- **BEREITGESTELLTES MATERIAL**
====
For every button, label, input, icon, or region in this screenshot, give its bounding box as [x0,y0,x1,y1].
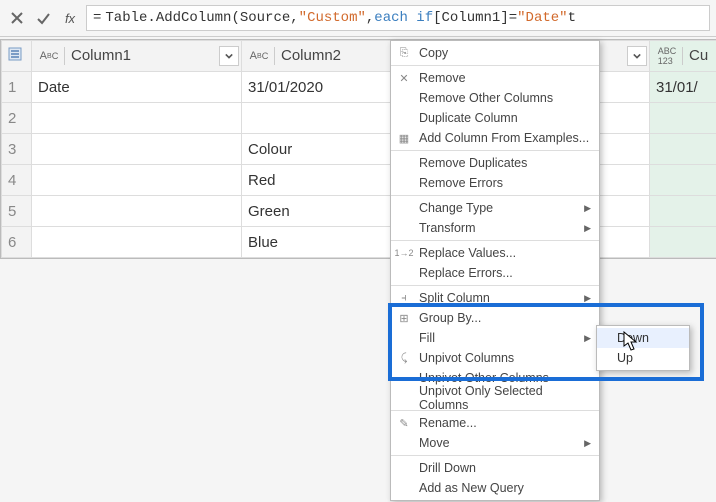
====
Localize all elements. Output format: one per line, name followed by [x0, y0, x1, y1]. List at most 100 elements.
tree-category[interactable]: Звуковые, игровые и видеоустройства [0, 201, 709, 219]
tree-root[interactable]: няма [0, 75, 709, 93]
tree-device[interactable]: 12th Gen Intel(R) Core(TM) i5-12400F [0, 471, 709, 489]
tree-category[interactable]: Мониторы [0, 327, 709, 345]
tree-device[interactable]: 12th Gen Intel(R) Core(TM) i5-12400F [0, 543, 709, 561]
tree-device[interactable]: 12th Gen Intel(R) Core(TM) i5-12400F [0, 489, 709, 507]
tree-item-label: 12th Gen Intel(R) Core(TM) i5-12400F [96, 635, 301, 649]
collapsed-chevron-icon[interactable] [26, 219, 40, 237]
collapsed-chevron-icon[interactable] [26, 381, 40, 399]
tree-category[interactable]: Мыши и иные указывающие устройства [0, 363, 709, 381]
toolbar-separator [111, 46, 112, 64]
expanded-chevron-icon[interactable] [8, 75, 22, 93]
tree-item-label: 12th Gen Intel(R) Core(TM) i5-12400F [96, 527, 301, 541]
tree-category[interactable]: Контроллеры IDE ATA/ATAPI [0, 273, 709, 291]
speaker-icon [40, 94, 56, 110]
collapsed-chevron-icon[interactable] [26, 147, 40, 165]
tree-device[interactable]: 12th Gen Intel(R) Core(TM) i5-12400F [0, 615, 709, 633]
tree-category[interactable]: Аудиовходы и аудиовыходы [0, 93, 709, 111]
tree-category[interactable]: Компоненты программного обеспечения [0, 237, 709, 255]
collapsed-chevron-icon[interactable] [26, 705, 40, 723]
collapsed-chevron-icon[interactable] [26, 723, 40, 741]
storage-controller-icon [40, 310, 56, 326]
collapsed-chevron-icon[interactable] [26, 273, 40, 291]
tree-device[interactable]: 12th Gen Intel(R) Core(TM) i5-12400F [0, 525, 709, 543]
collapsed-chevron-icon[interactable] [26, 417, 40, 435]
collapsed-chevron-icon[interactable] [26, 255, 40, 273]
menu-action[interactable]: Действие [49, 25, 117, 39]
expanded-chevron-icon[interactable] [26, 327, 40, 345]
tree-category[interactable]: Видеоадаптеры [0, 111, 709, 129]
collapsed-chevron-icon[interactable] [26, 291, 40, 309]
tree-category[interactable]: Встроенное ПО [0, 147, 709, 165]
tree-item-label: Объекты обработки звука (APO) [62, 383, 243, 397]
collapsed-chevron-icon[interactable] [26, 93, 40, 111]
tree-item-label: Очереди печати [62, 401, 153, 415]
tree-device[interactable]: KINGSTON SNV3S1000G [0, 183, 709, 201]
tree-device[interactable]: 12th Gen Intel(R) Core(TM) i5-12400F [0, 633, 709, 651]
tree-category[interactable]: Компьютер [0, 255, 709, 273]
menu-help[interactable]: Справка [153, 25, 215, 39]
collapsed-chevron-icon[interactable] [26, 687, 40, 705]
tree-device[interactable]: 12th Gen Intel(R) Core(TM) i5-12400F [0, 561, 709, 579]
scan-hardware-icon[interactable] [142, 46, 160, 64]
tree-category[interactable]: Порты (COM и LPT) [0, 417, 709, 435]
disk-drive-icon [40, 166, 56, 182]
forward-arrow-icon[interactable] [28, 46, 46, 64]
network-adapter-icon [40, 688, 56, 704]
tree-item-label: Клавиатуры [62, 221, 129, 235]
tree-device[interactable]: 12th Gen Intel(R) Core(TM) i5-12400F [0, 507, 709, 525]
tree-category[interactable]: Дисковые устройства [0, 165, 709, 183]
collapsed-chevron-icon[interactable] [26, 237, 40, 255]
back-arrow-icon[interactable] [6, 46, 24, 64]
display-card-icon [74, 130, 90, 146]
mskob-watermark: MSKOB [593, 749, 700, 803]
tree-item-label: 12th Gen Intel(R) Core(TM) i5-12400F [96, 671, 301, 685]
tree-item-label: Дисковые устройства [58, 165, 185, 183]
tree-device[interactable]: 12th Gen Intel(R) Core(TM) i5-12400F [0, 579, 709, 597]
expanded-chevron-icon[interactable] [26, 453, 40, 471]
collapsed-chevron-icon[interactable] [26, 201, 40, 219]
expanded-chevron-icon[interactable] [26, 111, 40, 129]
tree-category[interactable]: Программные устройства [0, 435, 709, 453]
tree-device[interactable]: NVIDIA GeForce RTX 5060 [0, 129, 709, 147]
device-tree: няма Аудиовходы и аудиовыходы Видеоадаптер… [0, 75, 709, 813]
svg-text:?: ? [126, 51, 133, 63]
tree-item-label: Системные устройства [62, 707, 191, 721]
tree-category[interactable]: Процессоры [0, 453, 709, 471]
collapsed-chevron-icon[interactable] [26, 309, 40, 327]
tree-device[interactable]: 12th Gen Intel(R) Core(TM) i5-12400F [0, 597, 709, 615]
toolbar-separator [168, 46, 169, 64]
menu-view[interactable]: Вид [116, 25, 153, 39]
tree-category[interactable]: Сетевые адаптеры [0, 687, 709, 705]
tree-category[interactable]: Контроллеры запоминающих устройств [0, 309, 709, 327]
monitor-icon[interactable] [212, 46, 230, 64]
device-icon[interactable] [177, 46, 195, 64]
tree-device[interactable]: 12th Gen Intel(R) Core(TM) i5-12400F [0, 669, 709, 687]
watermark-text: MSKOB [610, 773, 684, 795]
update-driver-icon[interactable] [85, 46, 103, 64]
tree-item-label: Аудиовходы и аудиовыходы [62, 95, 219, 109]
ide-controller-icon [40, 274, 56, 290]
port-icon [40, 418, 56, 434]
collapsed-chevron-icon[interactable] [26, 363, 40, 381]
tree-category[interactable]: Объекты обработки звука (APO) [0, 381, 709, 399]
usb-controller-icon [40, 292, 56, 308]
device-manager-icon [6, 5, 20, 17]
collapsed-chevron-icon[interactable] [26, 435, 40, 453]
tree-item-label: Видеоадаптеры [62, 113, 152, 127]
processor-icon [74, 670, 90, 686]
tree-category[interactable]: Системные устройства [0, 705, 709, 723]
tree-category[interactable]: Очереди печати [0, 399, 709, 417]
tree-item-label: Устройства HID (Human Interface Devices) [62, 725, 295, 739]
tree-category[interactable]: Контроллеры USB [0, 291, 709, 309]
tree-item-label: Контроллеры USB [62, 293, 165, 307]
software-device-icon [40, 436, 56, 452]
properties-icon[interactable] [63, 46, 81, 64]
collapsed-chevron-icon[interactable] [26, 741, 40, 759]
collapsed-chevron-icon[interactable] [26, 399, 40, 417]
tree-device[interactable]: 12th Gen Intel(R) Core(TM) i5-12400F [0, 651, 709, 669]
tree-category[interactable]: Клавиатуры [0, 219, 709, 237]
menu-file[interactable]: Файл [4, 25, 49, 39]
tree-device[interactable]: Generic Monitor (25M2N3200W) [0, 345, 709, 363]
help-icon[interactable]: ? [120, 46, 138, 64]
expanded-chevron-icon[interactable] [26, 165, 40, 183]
====
- **ARBEITSAUFTRAG**
Gib bitte die Zeilen ab der Zeile mit „Localize all elements.“ bis einschließlich der Zeile mit „collapsed-chevron-icon[interactable] [26, 255, 40, 273]“ noch einmal aus. Tausche dabei „Мониторы“ gegen „Дисплеи“ aus und lass alles andere unverändert.

- **LÖSUNG**
Localize all elements. Output format: one per line, name followed by [x0, y0, x1, y1]. List at most 100 elements.
tree-category[interactable]: Звуковые, игровые и видеоустройства [0, 201, 709, 219]
tree-root[interactable]: няма [0, 75, 709, 93]
tree-device[interactable]: 12th Gen Intel(R) Core(TM) i5-12400F [0, 471, 709, 489]
tree-category[interactable]: Дисплеи [0, 327, 709, 345]
tree-device[interactable]: 12th Gen Intel(R) Core(TM) i5-12400F [0, 543, 709, 561]
tree-device[interactable]: 12th Gen Intel(R) Core(TM) i5-12400F [0, 489, 709, 507]
tree-item-label: 12th Gen Intel(R) Core(TM) i5-12400F [96, 635, 301, 649]
collapsed-chevron-icon[interactable] [26, 219, 40, 237]
collapsed-chevron-icon[interactable] [26, 381, 40, 399]
tree-category[interactable]: Мыши и иные указывающие устройства [0, 363, 709, 381]
toolbar-separator [111, 46, 112, 64]
expanded-chevron-icon[interactable] [8, 75, 22, 93]
tree-item-label: 12th Gen Intel(R) Core(TM) i5-12400F [96, 527, 301, 541]
tree-category[interactable]: Контроллеры IDE ATA/ATAPI [0, 273, 709, 291]
speaker-icon [40, 94, 56, 110]
collapsed-chevron-icon[interactable] [26, 147, 40, 165]
tree-device[interactable]: 12th Gen Intel(R) Core(TM) i5-12400F [0, 615, 709, 633]
tree-category[interactable]: Аудиовходы и аудиовыходы [0, 93, 709, 111]
tree-category[interactable]: Компоненты программного обеспечения [0, 237, 709, 255]
collapsed-chevron-icon[interactable] [26, 705, 40, 723]
collapsed-chevron-icon[interactable] [26, 723, 40, 741]
storage-controller-icon [40, 310, 56, 326]
collapsed-chevron-icon[interactable] [26, 273, 40, 291]
tree-device[interactable]: 12th Gen Intel(R) Core(TM) i5-12400F [0, 525, 709, 543]
collapsed-chevron-icon[interactable] [26, 417, 40, 435]
collapsed-chevron-icon[interactable] [26, 255, 40, 273]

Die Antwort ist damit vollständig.